- [WHAT YOU NEED TO DO] Copy every line of the data that contains the string "FUGITIVES".

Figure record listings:
════════════════════

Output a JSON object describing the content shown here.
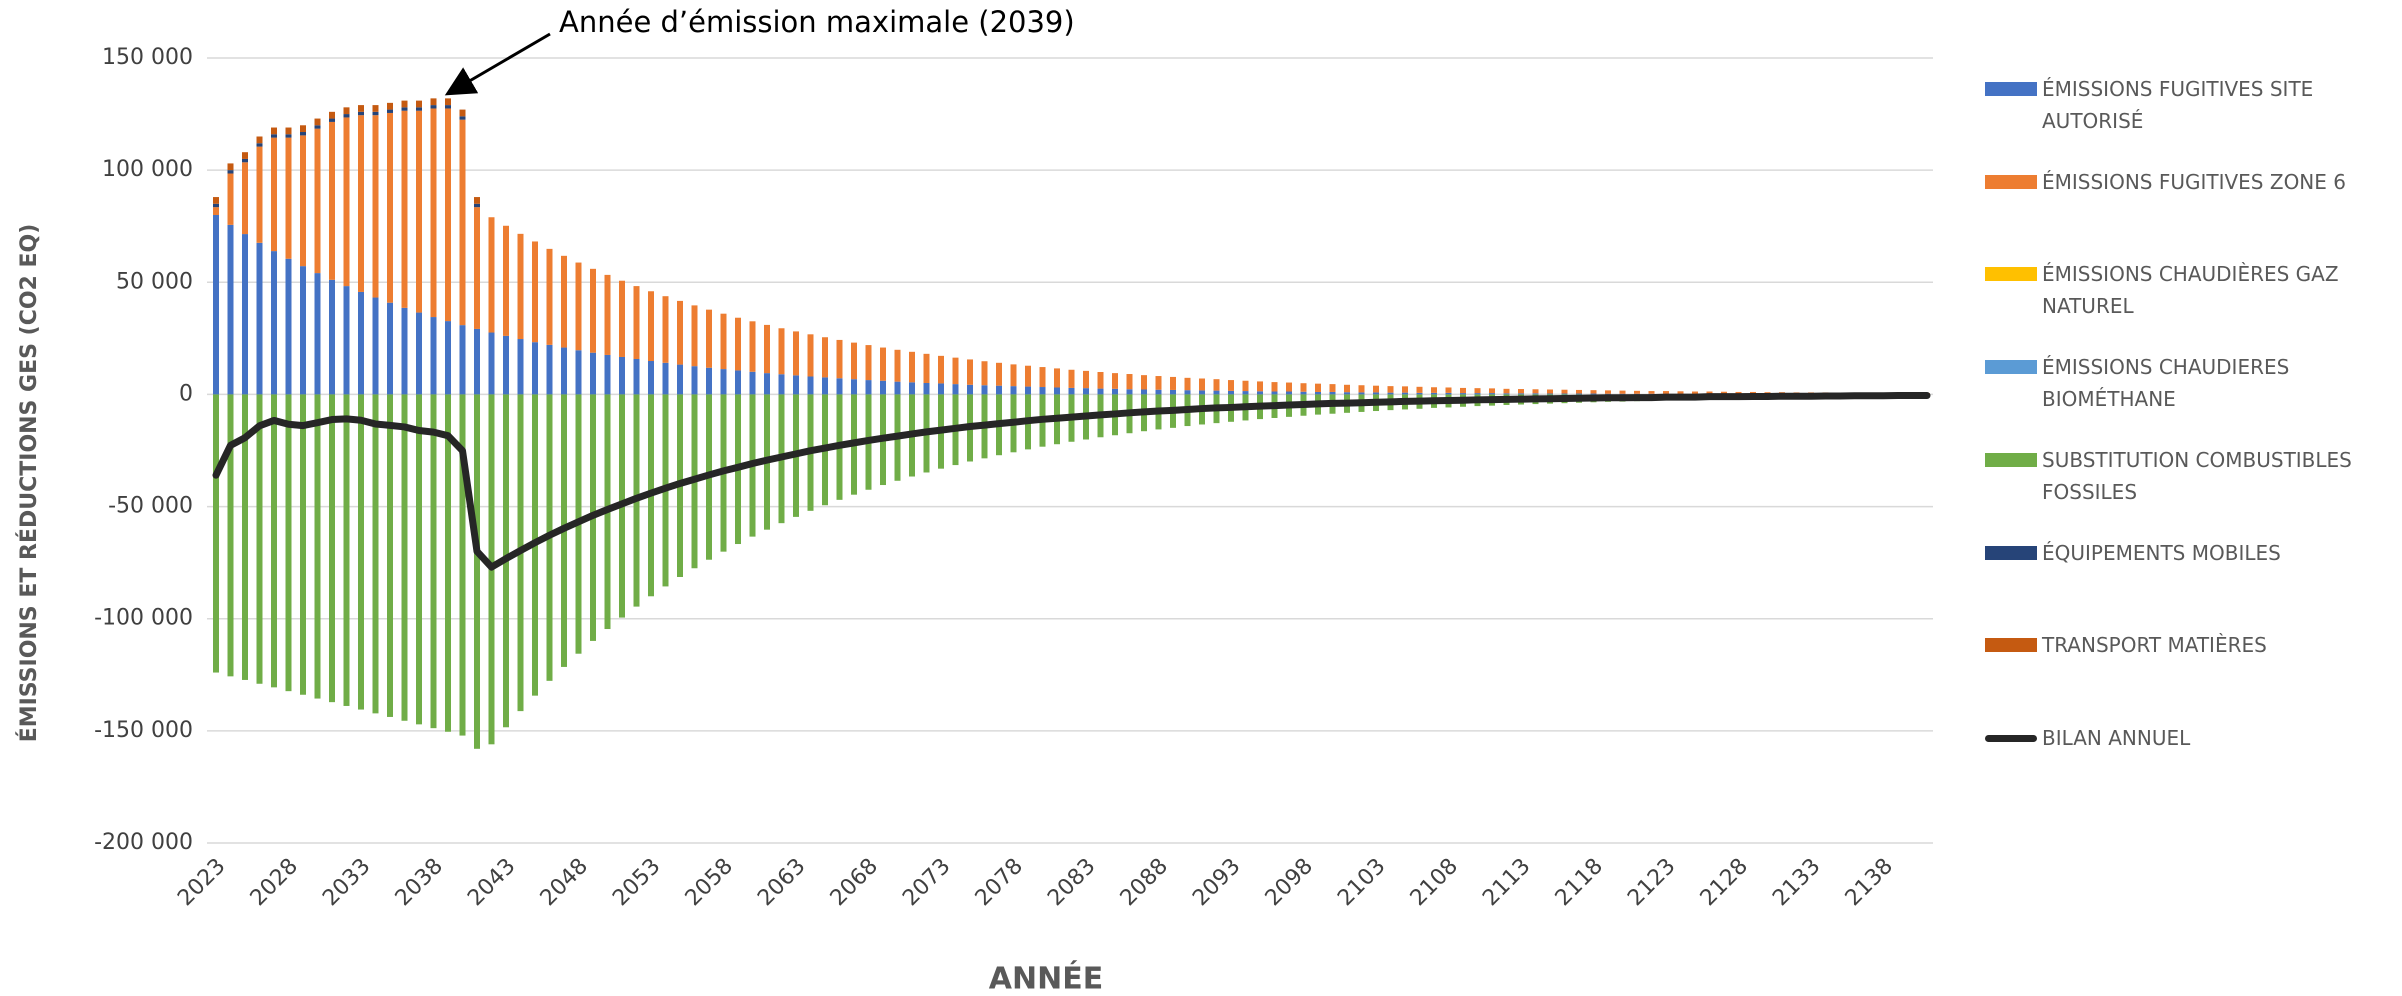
{
  "chart_data": {
    "type": "bar",
    "stacked": true,
    "annotation": "Année d’émission maximale (2039)",
    "annotation_index": 16,
    "ylabel": "ÉMISSIONS ET RÉDUCTIONS  GES (CO2 EQ)",
    "xlabel": "ANNÉE",
    "ylim": [
      -200000,
      150000
    ],
    "yticks": [
      {
        "value": 150000,
        "label": "150 000"
      },
      {
        "value": 100000,
        "label": "100 000"
      },
      {
        "value": 50000,
        "label": "50 000"
      },
      0,
      {
        "value": -50000,
        "label": "-50 000"
      },
      {
        "value": -100000,
        "label": "-100 000"
      },
      {
        "value": -150000,
        "label": "-150 000"
      },
      {
        "value": -200000,
        "label": "-200 000"
      }
    ],
    "grid": true,
    "categories": [
      "2023",
      null,
      null,
      null,
      null,
      "2028",
      null,
      null,
      null,
      null,
      "2033",
      null,
      null,
      null,
      null,
      "2038",
      null,
      null,
      null,
      null,
      "2043",
      null,
      null,
      null,
      null,
      "2048",
      null,
      null,
      null,
      null,
      "2053",
      null,
      null,
      null,
      null,
      "2058",
      null,
      null,
      null,
      null,
      "2063",
      null,
      null,
      null,
      null,
      "2068",
      null,
      null,
      null,
      null,
      "2073",
      null,
      null,
      null,
      null,
      "2078",
      null,
      null,
      null,
      null,
      "2083",
      null,
      null,
      null,
      null,
      "2088",
      null,
      null,
      null,
      null,
      "2093",
      null,
      null,
      null,
      null,
      "2098",
      null,
      null,
      null,
      null,
      "2103",
      null,
      null,
      null,
      null,
      "2108",
      null,
      null,
      null,
      null,
      "2113",
      null,
      null,
      null,
      null,
      "2118",
      null,
      null,
      null,
      null,
      "2123",
      null,
      null,
      null,
      null,
      "2128",
      null,
      null,
      null,
      null,
      "2133",
      null,
      null,
      null,
      null,
      "2138",
      null,
      null,
      null
    ],
    "series": [
      {
        "name": "ÉMISSIONS FUGITIVES SITE AUTORISÉ",
        "color": "#4472c4",
        "values": [
          80000,
          75600,
          71500,
          67600,
          63900,
          60500,
          57200,
          54100,
          51100,
          48300,
          45700,
          43200,
          40900,
          38600,
          36500,
          34500,
          32700,
          30900,
          29200,
          27600,
          26100,
          24700,
          23300,
          22100,
          20900,
          19700,
          18600,
          17600,
          16700,
          15800,
          14900,
          14100,
          13300,
          12600,
          11900,
          11300,
          10700,
          10100,
          9500,
          9000,
          8500,
          8000,
          7600,
          7200,
          6800,
          6400,
          6100,
          5700,
          5400,
          5100,
          4900,
          4600,
          4300,
          4100,
          3900,
          3700,
          3500,
          3300,
          3100,
          2900,
          2800,
          2600,
          2500,
          2300,
          2200,
          2100,
          2000,
          1900,
          1800,
          1700,
          1600,
          1500,
          1400,
          1300,
          1300,
          1200,
          1100,
          1100,
          1000,
          900,
          900,
          800,
          800,
          700,
          700,
          700,
          600,
          600,
          600,
          500,
          500,
          500,
          400,
          400,
          400,
          400,
          300,
          300,
          300,
          300,
          300,
          300,
          200,
          200,
          200,
          200,
          200,
          200,
          200,
          200,
          100,
          100,
          100,
          100,
          100,
          100,
          100,
          100,
          100
        ]
      },
      {
        "name": "ÉMISSIONS FUGITIVES ZONE 6",
        "color": "#ed7d31",
        "values": [
          3500,
          22900,
          32000,
          42900,
          50600,
          54000,
          58300,
          64400,
          70400,
          75200,
          78800,
          81300,
          84600,
          87900,
          90000,
          93000,
          94800,
          91600,
          54300,
          51400,
          49100,
          46900,
          44900,
          42800,
          40900,
          39100,
          37400,
          35700,
          34000,
          32500,
          31100,
          29700,
          28400,
          27100,
          25900,
          24700,
          23500,
          22500,
          21500,
          20500,
          19600,
          18800,
          17900,
          17100,
          16300,
          15600,
          14800,
          14200,
          13600,
          13000,
          12300,
          11800,
          11300,
          10700,
          10200,
          9700,
          9300,
          8900,
          8500,
          8100,
          7700,
          7400,
          7000,
          6800,
          6400,
          6100,
          5800,
          5500,
          5300,
          5100,
          4800,
          4600,
          4400,
          4200,
          4000,
          3800,
          3700,
          3500,
          3300,
          3200,
          3000,
          2900,
          2800,
          2700,
          2500,
          2400,
          2300,
          2200,
          2100,
          2000,
          1900,
          1800,
          1800,
          1700,
          1600,
          1500,
          1500,
          1400,
          1300,
          1200,
          1200,
          1100,
          1100,
          1100,
          1000,
          900,
          900,
          800,
          800,
          700,
          800,
          800,
          700,
          700,
          600,
          600,
          600,
          500,
          500
        ]
      },
      {
        "name": "ÉMISSIONS CHAUDIÈRES GAZ NATUREL",
        "color": "#ffc000",
        "values": [
          0,
          0,
          0,
          0,
          0,
          0,
          0,
          0,
          0,
          0,
          0,
          0,
          0,
          0,
          0,
          0,
          0,
          0,
          0,
          0,
          0,
          0,
          0,
          0,
          0,
          0,
          0,
          0,
          0,
          0,
          0,
          0,
          0,
          0,
          0,
          0,
          0,
          0,
          0,
          0,
          0,
          0,
          0,
          0,
          0,
          0,
          0,
          0,
          0,
          0,
          0,
          0,
          0,
          0,
          0,
          0,
          0,
          0,
          0,
          0,
          0,
          0,
          0,
          0,
          0,
          0,
          0,
          0,
          0,
          0,
          0,
          0,
          0,
          0,
          0,
          0,
          0,
          0,
          0,
          0,
          0,
          0,
          0,
          0,
          0,
          0,
          0,
          0,
          0,
          0,
          0,
          0,
          0,
          0,
          0,
          0,
          0,
          0,
          0,
          0,
          0,
          0,
          0,
          0,
          0,
          0,
          0,
          0,
          0,
          0,
          0,
          0,
          0,
          0,
          0,
          0,
          0,
          0,
          0
        ]
      },
      {
        "name": "ÉMISSIONS CHAUDIERES BIOMÉTHANE",
        "color": "#5b9bd5",
        "values": [
          0,
          0,
          0,
          0,
          0,
          0,
          0,
          0,
          0,
          0,
          0,
          0,
          0,
          0,
          0,
          0,
          0,
          0,
          0,
          0,
          0,
          0,
          0,
          0,
          0,
          0,
          0,
          0,
          0,
          0,
          0,
          0,
          0,
          0,
          0,
          0,
          0,
          0,
          0,
          0,
          0,
          0,
          0,
          0,
          0,
          0,
          0,
          0,
          0,
          0,
          0,
          0,
          0,
          0,
          0,
          0,
          0,
          0,
          0,
          0,
          0,
          0,
          0,
          0,
          0,
          0,
          0,
          0,
          0,
          0,
          0,
          0,
          0,
          0,
          0,
          0,
          0,
          0,
          0,
          0,
          0,
          0,
          0,
          0,
          0,
          0,
          0,
          0,
          0,
          0,
          0,
          0,
          0,
          0,
          0,
          0,
          0,
          0,
          0,
          0,
          0,
          0,
          0,
          0,
          0,
          0,
          0,
          0,
          0,
          0,
          0,
          0,
          0,
          0,
          0,
          0,
          0,
          0,
          0
        ]
      },
      {
        "name": "SUBSTITUTION COMBUSTIBLES FOSSILES",
        "color": "#70ad47",
        "values": [
          -124000,
          -125700,
          -127300,
          -129000,
          -130600,
          -132300,
          -133900,
          -135600,
          -137200,
          -138900,
          -140500,
          -142200,
          -143800,
          -145500,
          -147100,
          -148800,
          -150400,
          -152100,
          -158000,
          -156000,
          -148400,
          -141200,
          -134300,
          -127700,
          -121500,
          -115600,
          -109900,
          -104600,
          -99500,
          -94600,
          -90000,
          -85600,
          -81400,
          -77500,
          -73700,
          -70100,
          -66700,
          -63400,
          -60300,
          -57400,
          -54600,
          -51900,
          -49400,
          -47000,
          -44700,
          -42500,
          -40400,
          -38500,
          -36600,
          -34800,
          -33100,
          -31500,
          -29900,
          -28500,
          -27100,
          -25800,
          -24500,
          -23300,
          -22200,
          -21100,
          -20100,
          -19100,
          -18200,
          -17300,
          -16400,
          -15600,
          -14900,
          -14100,
          -13400,
          -12800,
          -12200,
          -11600,
          -11000,
          -10500,
          -10000,
          -9500,
          -9000,
          -8600,
          -8200,
          -7800,
          -7400,
          -7000,
          -6700,
          -6400,
          -6000,
          -5800,
          -5500,
          -5200,
          -5000,
          -4700,
          -4500,
          -4300,
          -4100,
          -3900,
          -3700,
          -3500,
          -3300,
          -3200,
          -3000,
          -2900,
          -2700,
          -2600,
          -2500,
          -2300,
          -2200,
          -2100,
          -2000,
          -1900,
          -1800,
          -1700,
          -1700,
          -1600,
          -1500,
          -1400,
          -1300,
          -1300,
          -1200,
          -1100,
          -1100
        ]
      },
      {
        "name": "ÉQUIPEMENTS MOBILES",
        "color": "#264478",
        "values": [
          1500,
          1500,
          1500,
          1500,
          1500,
          1500,
          1500,
          1500,
          1500,
          1500,
          1500,
          1500,
          1500,
          1500,
          1500,
          1500,
          1500,
          1500,
          1500,
          0,
          0,
          0,
          0,
          0,
          0,
          0,
          0,
          0,
          0,
          0,
          0,
          0,
          0,
          0,
          0,
          0,
          0,
          0,
          0,
          0,
          0,
          0,
          0,
          0,
          0,
          0,
          0,
          0,
          0,
          0,
          0,
          0,
          0,
          0,
          0,
          0,
          0,
          0,
          0,
          0,
          0,
          0,
          0,
          0,
          0,
          0,
          0,
          0,
          0,
          0,
          0,
          0,
          0,
          0,
          0,
          0,
          0,
          0,
          0,
          0,
          0,
          0,
          0,
          0,
          0,
          0,
          0,
          0,
          0,
          0,
          0,
          0,
          0,
          0,
          0,
          0,
          0,
          0,
          0,
          0,
          0,
          0,
          0,
          0,
          0,
          0,
          0,
          0,
          0,
          0,
          0,
          0,
          0,
          0,
          0,
          0,
          0,
          0,
          0
        ]
      },
      {
        "name": "TRANSPORT MATIÈRES",
        "color": "#c55a11",
        "values": [
          3000,
          3000,
          3000,
          3000,
          3000,
          3000,
          3000,
          3000,
          3000,
          3000,
          3000,
          3000,
          3000,
          3000,
          3000,
          3000,
          3000,
          3000,
          3000,
          0,
          0,
          0,
          0,
          0,
          0,
          0,
          0,
          0,
          0,
          0,
          0,
          0,
          0,
          0,
          0,
          0,
          0,
          0,
          0,
          0,
          0,
          0,
          0,
          0,
          0,
          0,
          0,
          0,
          0,
          0,
          0,
          0,
          0,
          0,
          0,
          0,
          0,
          0,
          0,
          0,
          0,
          0,
          0,
          0,
          0,
          0,
          0,
          0,
          0,
          0,
          0,
          0,
          0,
          0,
          0,
          0,
          0,
          0,
          0,
          0,
          0,
          0,
          0,
          0,
          0,
          0,
          0,
          0,
          0,
          0,
          0,
          0,
          0,
          0,
          0,
          0,
          0,
          0,
          0,
          0,
          0,
          0,
          0,
          0,
          0,
          0,
          0,
          0,
          0,
          0,
          0,
          0,
          0,
          0,
          0,
          0,
          0,
          0,
          0
        ]
      },
      {
        "name": "BILAN ANNUEL",
        "type": "line",
        "color": "#262626",
        "values": [
          -36000,
          -22700,
          -19300,
          -14000,
          -11600,
          -13300,
          -13900,
          -12600,
          -11200,
          -10900,
          -11500,
          -13200,
          -13800,
          -14500,
          -16100,
          -16800,
          -18400,
          -25100,
          -70000,
          -77000,
          -73200,
          -69600,
          -66100,
          -62800,
          -59700,
          -56800,
          -53900,
          -51300,
          -48800,
          -46300,
          -44000,
          -41800,
          -39700,
          -37800,
          -35900,
          -34100,
          -32500,
          -30800,
          -29300,
          -27900,
          -26500,
          -25100,
          -23900,
          -22700,
          -21600,
          -20500,
          -19500,
          -18600,
          -17600,
          -16700,
          -15900,
          -15100,
          -14300,
          -13700,
          -13000,
          -12400,
          -11700,
          -11100,
          -10600,
          -10100,
          -9600,
          -9100,
          -8700,
          -8200,
          -7800,
          -7400,
          -7100,
          -6700,
          -6300,
          -6000,
          -5800,
          -5500,
          -5200,
          -5000,
          -4700,
          -4500,
          -4200,
          -4000,
          -3900,
          -3700,
          -3500,
          -3300,
          -3100,
          -3000,
          -2800,
          -2700,
          -2600,
          -2400,
          -2300,
          -2200,
          -2100,
          -2000,
          -1900,
          -1800,
          -1700,
          -1600,
          -1500,
          -1500,
          -1400,
          -1400,
          -1200,
          -1200,
          -1200,
          -1000,
          -1000,
          -1000,
          -900,
          -900,
          -800,
          -800,
          -800,
          -700,
          -700,
          -600,
          -600,
          -600,
          -500,
          -500,
          -500
        ]
      }
    ]
  }
}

════════════════════

- [TASK RESULT]
        "name": "ÉMISSIONS FUGITIVES SITE AUTORISÉ",
        "name": "ÉMISSIONS FUGITIVES ZONE 6",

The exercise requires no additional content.